Entries from a visual dataset:
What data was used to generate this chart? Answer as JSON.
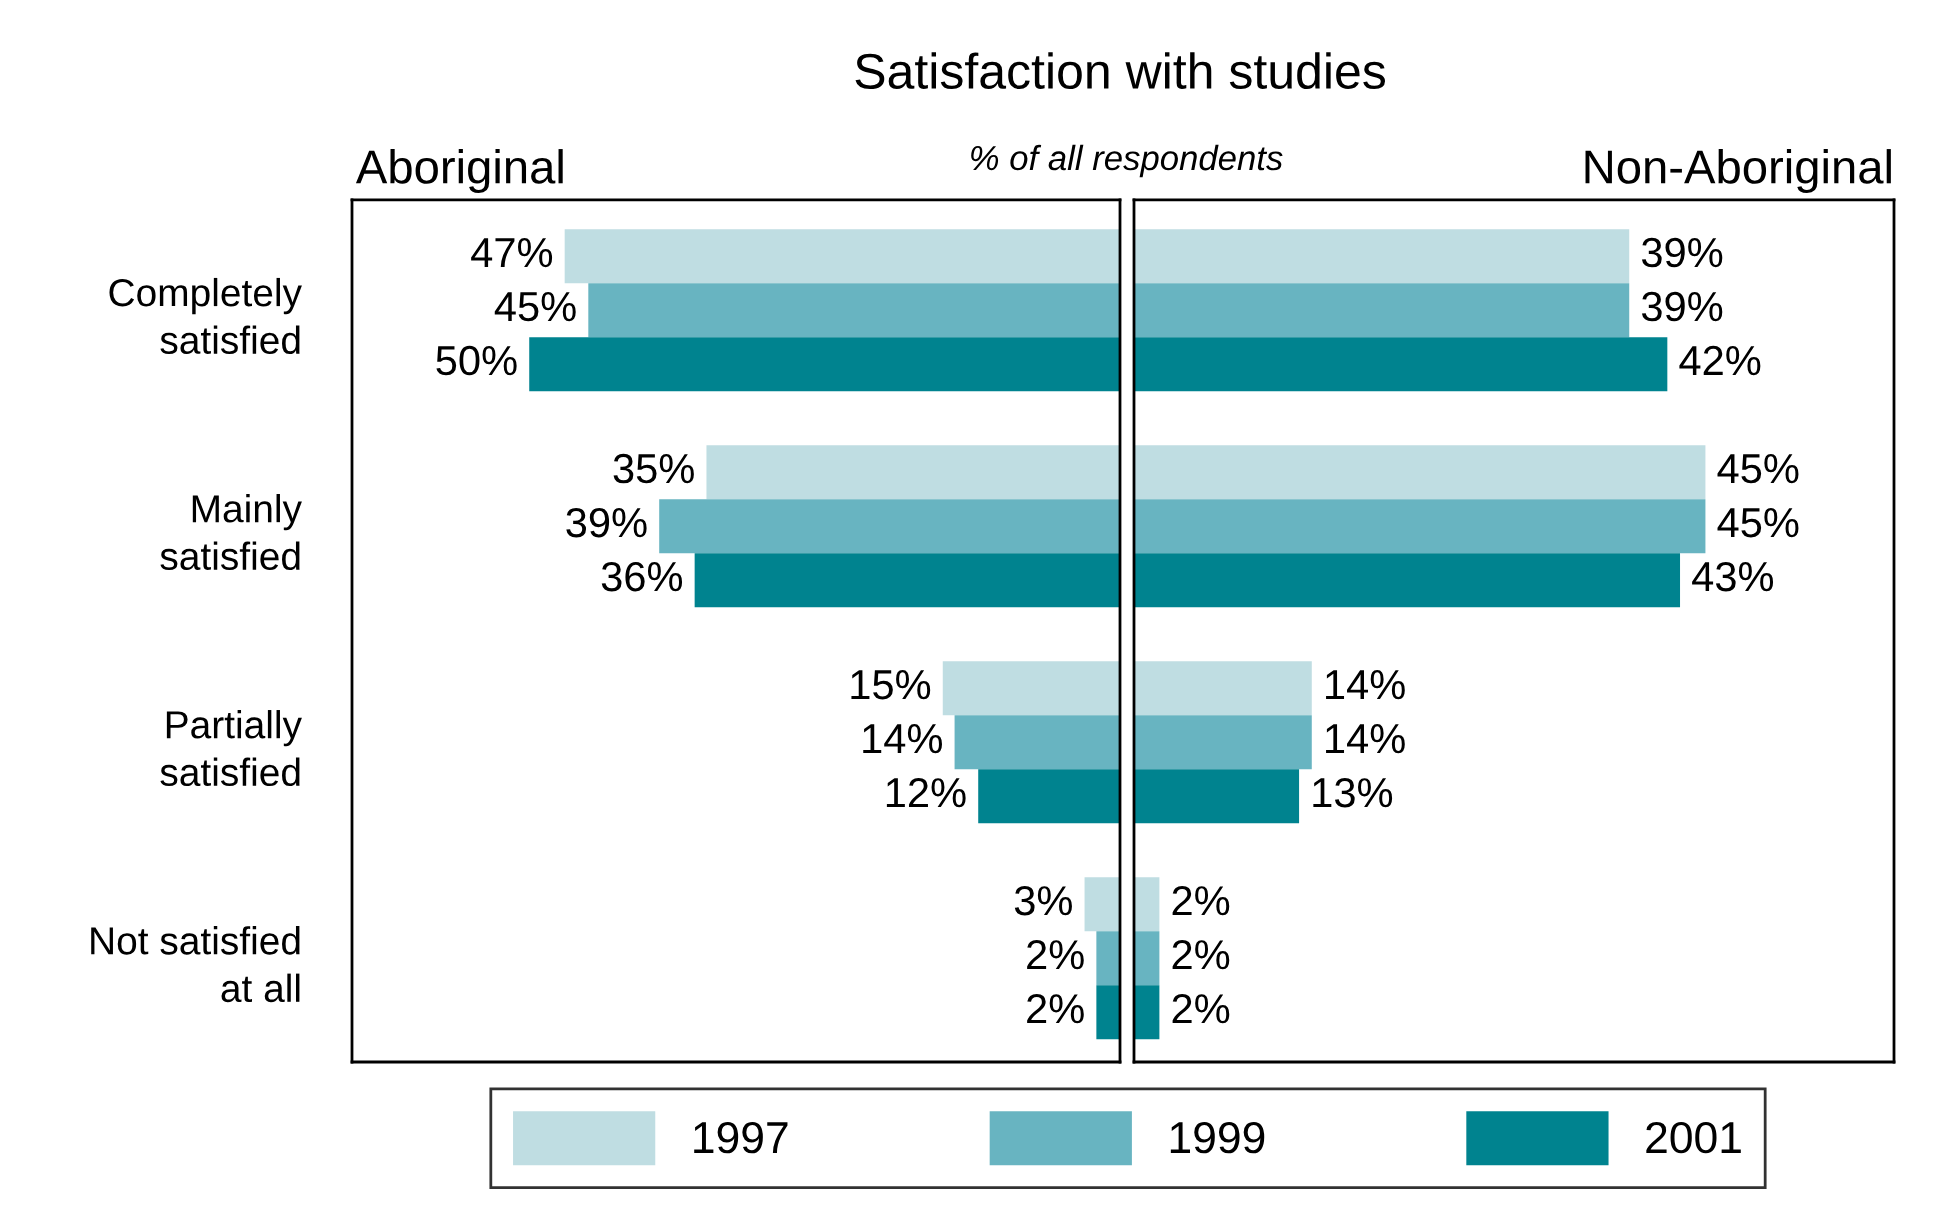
{
  "chart_data": [
    {
      "type": "bar",
      "orientation": "horizontal",
      "title": "Aboriginal",
      "annotations": [
        "Satisfaction with studies",
        "% of all respondents"
      ],
      "categories": [
        "Completely\nsatisfied",
        "Mainly\nsatisfied",
        "Partially\nsatisfied",
        "Not satisfied\nat all"
      ],
      "tick_labels": "y",
      "legend": "bottom",
      "series": [
        {
          "name": "1997",
          "color": "#bfdde2",
          "values": [
            47,
            35,
            15,
            3
          ],
          "value_labels": [
            "47%",
            "35%",
            "15%",
            "3%"
          ]
        },
        {
          "name": "1999",
          "color": "#68b4c1",
          "values": [
            45,
            39,
            14,
            2
          ],
          "value_labels": [
            "45%",
            "39%",
            "14%",
            "2%"
          ]
        },
        {
          "name": "2001",
          "color": "#00838f",
          "values": [
            50,
            36,
            12,
            2
          ],
          "value_labels": [
            "50%",
            "36%",
            "12%",
            "2%"
          ]
        }
      ]
    },
    {
      "type": "bar",
      "orientation": "horizontal",
      "title": "Non-Aboriginal",
      "categories": [
        null,
        null,
        null,
        null
      ],
      "tick_labels": false,
      "legend": "bottom",
      "series": [
        {
          "name": "1997",
          "color": "#bfdde2",
          "values": [
            39,
            45,
            14,
            2
          ],
          "value_labels": [
            "39%",
            "45%",
            "14%",
            "2%"
          ]
        },
        {
          "name": "1999",
          "color": "#68b4c1",
          "values": [
            39,
            45,
            14,
            2
          ],
          "value_labels": [
            "39%",
            "45%",
            "14%",
            "2%"
          ]
        },
        {
          "name": "2001",
          "color": "#00838f",
          "values": [
            42,
            43,
            13,
            2
          ],
          "value_labels": [
            "42%",
            "43%",
            "13%",
            "2%"
          ]
        }
      ]
    }
  ]
}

◆ Short exercise
Of all the lines above, how many contain the word "nsatisfied"? Answer with only the number.

◆ Task answer
3